Task material ::
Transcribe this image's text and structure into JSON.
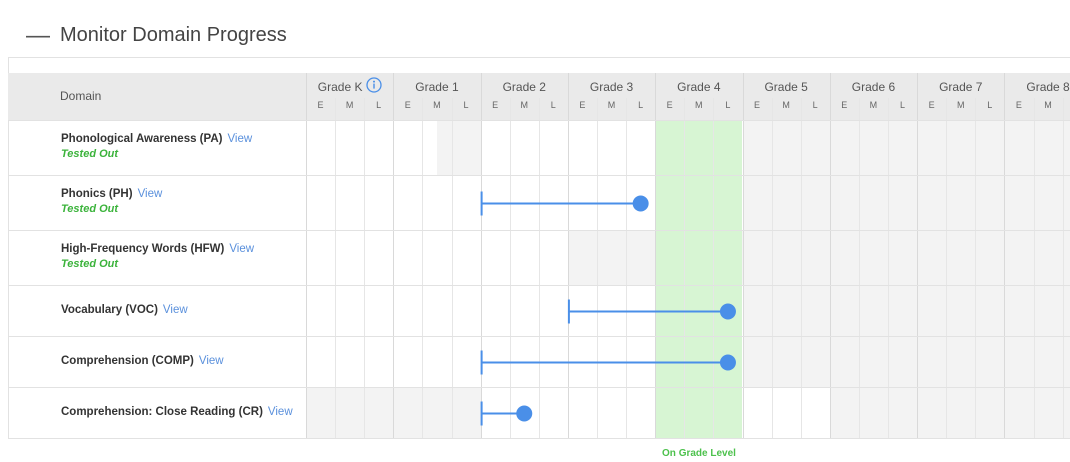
{
  "header": {
    "title": "Monitor Domain Progress",
    "collapse_symbol": "—"
  },
  "table": {
    "domain_header": "Domain",
    "grades": [
      "Grade K",
      "Grade 1",
      "Grade 2",
      "Grade 3",
      "Grade 4",
      "Grade 5",
      "Grade 6",
      "Grade 7",
      "Grade 8"
    ],
    "sub_labels": [
      "E",
      "M",
      "L"
    ],
    "on_grade_label": "On Grade Level",
    "view_label": "View",
    "rows": [
      {
        "label": "Phonological Awareness (PA)",
        "view": "View",
        "status": "Tested Out"
      },
      {
        "label": "Phonics (PH)",
        "view": "View",
        "status": "Tested Out"
      },
      {
        "label": "High-Frequency Words (HFW)",
        "view": "View",
        "status": "Tested Out"
      },
      {
        "label": "Vocabulary (VOC)",
        "view": "View",
        "status": ""
      },
      {
        "label": "Comprehension (COMP)",
        "view": "View",
        "status": ""
      },
      {
        "label": "Comprehension: Close Reading (CR)",
        "view": "View",
        "status": ""
      }
    ]
  },
  "progress": [
    {
      "domain": "Phonics (PH)",
      "start_grade": "Grade 2",
      "start_period": "E",
      "end_grade": "Grade 3",
      "end_period": "L"
    },
    {
      "domain": "Vocabulary (VOC)",
      "start_grade": "Grade 3",
      "start_period": "E",
      "end_grade": "Grade 4",
      "end_period": "L"
    },
    {
      "domain": "Comprehension (COMP)",
      "start_grade": "Grade 2",
      "start_period": "E",
      "end_grade": "Grade 4",
      "end_period": "L"
    },
    {
      "domain": "Comprehension: Close Reading (CR)",
      "start_grade": "Grade 2",
      "start_period": "E",
      "end_grade": "Grade 2",
      "end_period": "M"
    }
  ],
  "on_grade": "Grade 4",
  "colors": {
    "progress_line": "#4a8fe8",
    "on_grade_fill": "#d7f5d3",
    "tested_out": "#3bb33b",
    "view_link": "#5a90dc"
  }
}
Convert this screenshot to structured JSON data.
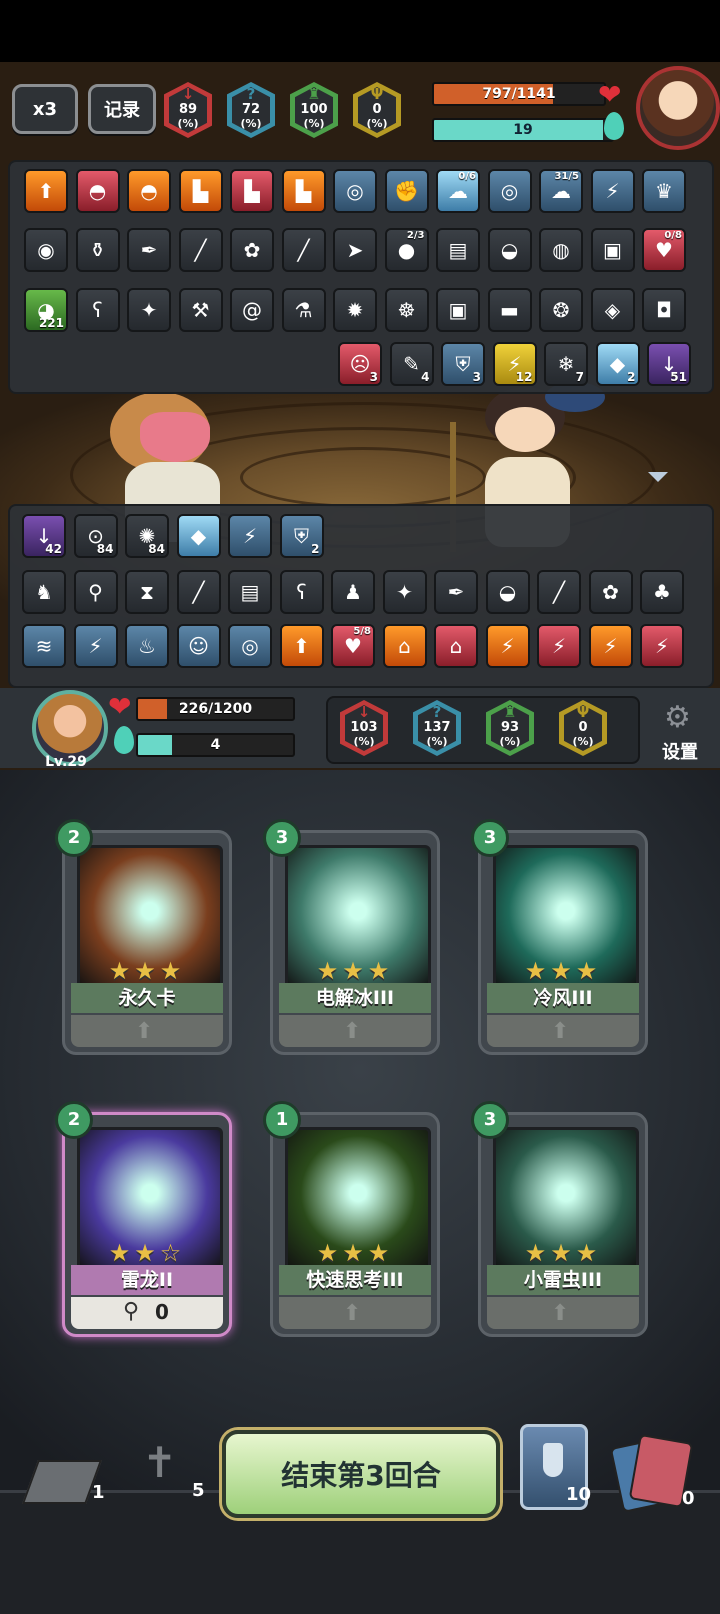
{
  "top_hud": {
    "speed": "x3",
    "record": "记录",
    "stats": [
      {
        "icon": "sword-down-icon",
        "value": "89",
        "unit": "(%)",
        "color": "#c23a3a"
      },
      {
        "icon": "question-icon",
        "value": "72",
        "unit": "(%)",
        "color": "#3a8fa8"
      },
      {
        "icon": "castle-icon",
        "value": "100",
        "unit": "(%)",
        "color": "#4ca04a"
      },
      {
        "icon": "trident-icon",
        "value": "0",
        "unit": "(%)",
        "color": "#b59a24"
      }
    ],
    "enemy_hp": "797/1141",
    "enemy_hp_fraction": 0.7,
    "enemy_energy": "19",
    "enemy_energy_fraction": 0.95
  },
  "enemy_panel": {
    "row1": [
      {
        "icon": "arrow-up-icon",
        "tone": "orange"
      },
      {
        "icon": "hat-icon",
        "tone": "red"
      },
      {
        "icon": "hat-icon",
        "tone": "orange"
      },
      {
        "icon": "boot-icon",
        "tone": "orange"
      },
      {
        "icon": "boot-icon",
        "tone": "red"
      },
      {
        "icon": "boot-icon",
        "tone": "orange"
      },
      {
        "icon": "swirl-icon",
        "tone": "blue"
      },
      {
        "icon": "muscle-icon",
        "tone": "blue"
      },
      {
        "icon": "cloud-icon",
        "tone": "ice",
        "top": "0/6"
      },
      {
        "icon": "swirl-icon",
        "tone": "blue"
      },
      {
        "icon": "cloud-icon",
        "tone": "blue",
        "top": "31/5"
      },
      {
        "icon": "lightning-icon",
        "tone": "blue"
      },
      {
        "icon": "crown-icon",
        "tone": "blue"
      }
    ],
    "row2": [
      {
        "icon": "goggles-icon",
        "tone": "dark"
      },
      {
        "icon": "bottle-icon",
        "tone": "dark"
      },
      {
        "icon": "feather-icon",
        "tone": "dark"
      },
      {
        "icon": "rod-icon",
        "tone": "dark"
      },
      {
        "icon": "creature-icon",
        "tone": "dark"
      },
      {
        "icon": "rod-icon",
        "tone": "dark"
      },
      {
        "icon": "fish-icon",
        "tone": "dark"
      },
      {
        "icon": "fruit-icon",
        "tone": "dark",
        "top": "2/3"
      },
      {
        "icon": "book-icon",
        "tone": "dark"
      },
      {
        "icon": "helmet-icon",
        "tone": "dark"
      },
      {
        "icon": "bag-icon",
        "tone": "dark"
      },
      {
        "icon": "robot-icon",
        "tone": "dark"
      },
      {
        "icon": "heart-shield-icon",
        "tone": "red",
        "top": "0/8"
      }
    ],
    "row3": [
      {
        "icon": "slime-icon",
        "tone": "green",
        "count": "221"
      },
      {
        "icon": "bear-icon",
        "tone": "dark"
      },
      {
        "icon": "beast-icon",
        "tone": "dark"
      },
      {
        "icon": "shovel-icon",
        "tone": "dark"
      },
      {
        "icon": "spiral-icon",
        "tone": "dark"
      },
      {
        "icon": "potion-icon",
        "tone": "dark"
      },
      {
        "icon": "bomb-icon",
        "tone": "dark"
      },
      {
        "icon": "ghost-icon",
        "tone": "dark"
      },
      {
        "icon": "robot-icon",
        "tone": "dark"
      },
      {
        "icon": "bread-icon",
        "tone": "dark"
      },
      {
        "icon": "wreath-icon",
        "tone": "dark"
      },
      {
        "icon": "orb-icon",
        "tone": "dark"
      },
      {
        "icon": "sack-icon",
        "tone": "dark"
      }
    ],
    "buffs": [
      {
        "icon": "angry-face-icon",
        "tone": "red",
        "count": "3"
      },
      {
        "icon": "brush-icon",
        "tone": "dark",
        "count": "4"
      },
      {
        "icon": "shield-icon",
        "tone": "blue",
        "count": "3"
      },
      {
        "icon": "lightning-icon",
        "tone": "yellow",
        "count": "12"
      },
      {
        "icon": "snowflake-icon",
        "tone": "dark",
        "count": "7"
      },
      {
        "icon": "ice-crystal-icon",
        "tone": "ice",
        "count": "2"
      },
      {
        "icon": "sword-down-icon",
        "tone": "purple",
        "count": "51"
      }
    ]
  },
  "player_panel": {
    "buffs": [
      {
        "icon": "sword-down-icon",
        "tone": "purple",
        "count": "42"
      },
      {
        "icon": "eyes-icon",
        "tone": "dark",
        "count": "84"
      },
      {
        "icon": "storm-icon",
        "tone": "dark",
        "count": "84"
      },
      {
        "icon": "ice-crystal-icon",
        "tone": "ice",
        "count": ""
      },
      {
        "icon": "lightning-icon",
        "tone": "blue",
        "count": ""
      },
      {
        "icon": "shield-icon",
        "tone": "blue",
        "count": "2"
      }
    ],
    "row2": [
      {
        "icon": "fighter-icon",
        "tone": "dark"
      },
      {
        "icon": "vial-icon",
        "tone": "dark"
      },
      {
        "icon": "hourglass-icon",
        "tone": "dark"
      },
      {
        "icon": "rod-icon",
        "tone": "dark"
      },
      {
        "icon": "book-icon",
        "tone": "dark"
      },
      {
        "icon": "bear-icon",
        "tone": "dark"
      },
      {
        "icon": "doll-icon",
        "tone": "dark"
      },
      {
        "icon": "beast-icon",
        "tone": "dark"
      },
      {
        "icon": "feather-icon",
        "tone": "dark"
      },
      {
        "icon": "helmet-icon",
        "tone": "dark"
      },
      {
        "icon": "rod-icon",
        "tone": "dark"
      },
      {
        "icon": "creature-icon",
        "tone": "dark"
      },
      {
        "icon": "plant-icon",
        "tone": "dark"
      }
    ],
    "row3": [
      {
        "icon": "wind-icon",
        "tone": "blue"
      },
      {
        "icon": "lightning-icon",
        "tone": "blue"
      },
      {
        "icon": "pig-icon",
        "tone": "blue"
      },
      {
        "icon": "face-icon",
        "tone": "blue"
      },
      {
        "icon": "swirl-icon",
        "tone": "blue"
      },
      {
        "icon": "arrow-up-icon",
        "tone": "orange"
      },
      {
        "icon": "heart-shield-icon",
        "tone": "red",
        "top": "5/8"
      },
      {
        "icon": "shirt-icon",
        "tone": "orange"
      },
      {
        "icon": "shirt-icon",
        "tone": "red"
      },
      {
        "icon": "lightning-icon",
        "tone": "orange"
      },
      {
        "icon": "lightning-icon",
        "tone": "red"
      },
      {
        "icon": "lightning-icon",
        "tone": "orange"
      },
      {
        "icon": "lightning-icon",
        "tone": "red"
      }
    ]
  },
  "player_hud": {
    "level": "Lv.29",
    "hp": "226/1200",
    "hp_fraction": 0.19,
    "energy": "4",
    "energy_fraction": 0.22,
    "stats": [
      {
        "icon": "sword-down-icon",
        "value": "103",
        "unit": "(%)",
        "color": "#c23a3a"
      },
      {
        "icon": "question-icon",
        "value": "137",
        "unit": "(%)",
        "color": "#3a8fa8"
      },
      {
        "icon": "castle-icon",
        "value": "93",
        "unit": "(%)",
        "color": "#4ca04a"
      },
      {
        "icon": "trident-icon",
        "value": "0",
        "unit": "(%)",
        "color": "#b59a24"
      }
    ],
    "settings": "设置"
  },
  "cards": [
    {
      "cost": "2",
      "name": "永久卡",
      "stars": "★★★",
      "art": "#7a3e1e",
      "name_bg": "#5c7a5e",
      "footer": ""
    },
    {
      "cost": "3",
      "name": "电解冰III",
      "stars": "★★★",
      "art": "#3e7a6a",
      "name_bg": "#5c7a5e",
      "footer": ""
    },
    {
      "cost": "3",
      "name": "冷风III",
      "stars": "★★★",
      "art": "#1e6a5a",
      "name_bg": "#5c7a5e",
      "footer": ""
    },
    {
      "cost": "2",
      "name": "雷龙II",
      "stars": "★★☆",
      "art": "#4a3a9e",
      "name_bg": "#b07ab0",
      "footer": "0"
    },
    {
      "cost": "1",
      "name": "快速思考III",
      "stars": "★★★",
      "art": "#2a4a1a",
      "name_bg": "#5c7a5e",
      "footer": ""
    },
    {
      "cost": "3",
      "name": "小雷虫III",
      "stars": "★★★",
      "art": "#2a5a4a",
      "name_bg": "#5c7a5e",
      "footer": ""
    }
  ],
  "bottom": {
    "deck_count": "1",
    "grave_count": "5",
    "end_turn": "结束第3回合",
    "potion_count": "10",
    "discard_count": "0"
  }
}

What to produce :: List each line of the entries that holds the string "Reading".

Solved problem ::
        "label": "Comprehension: Close Reading (CR)",
      "domain": "Comprehension: Close Reading (CR)",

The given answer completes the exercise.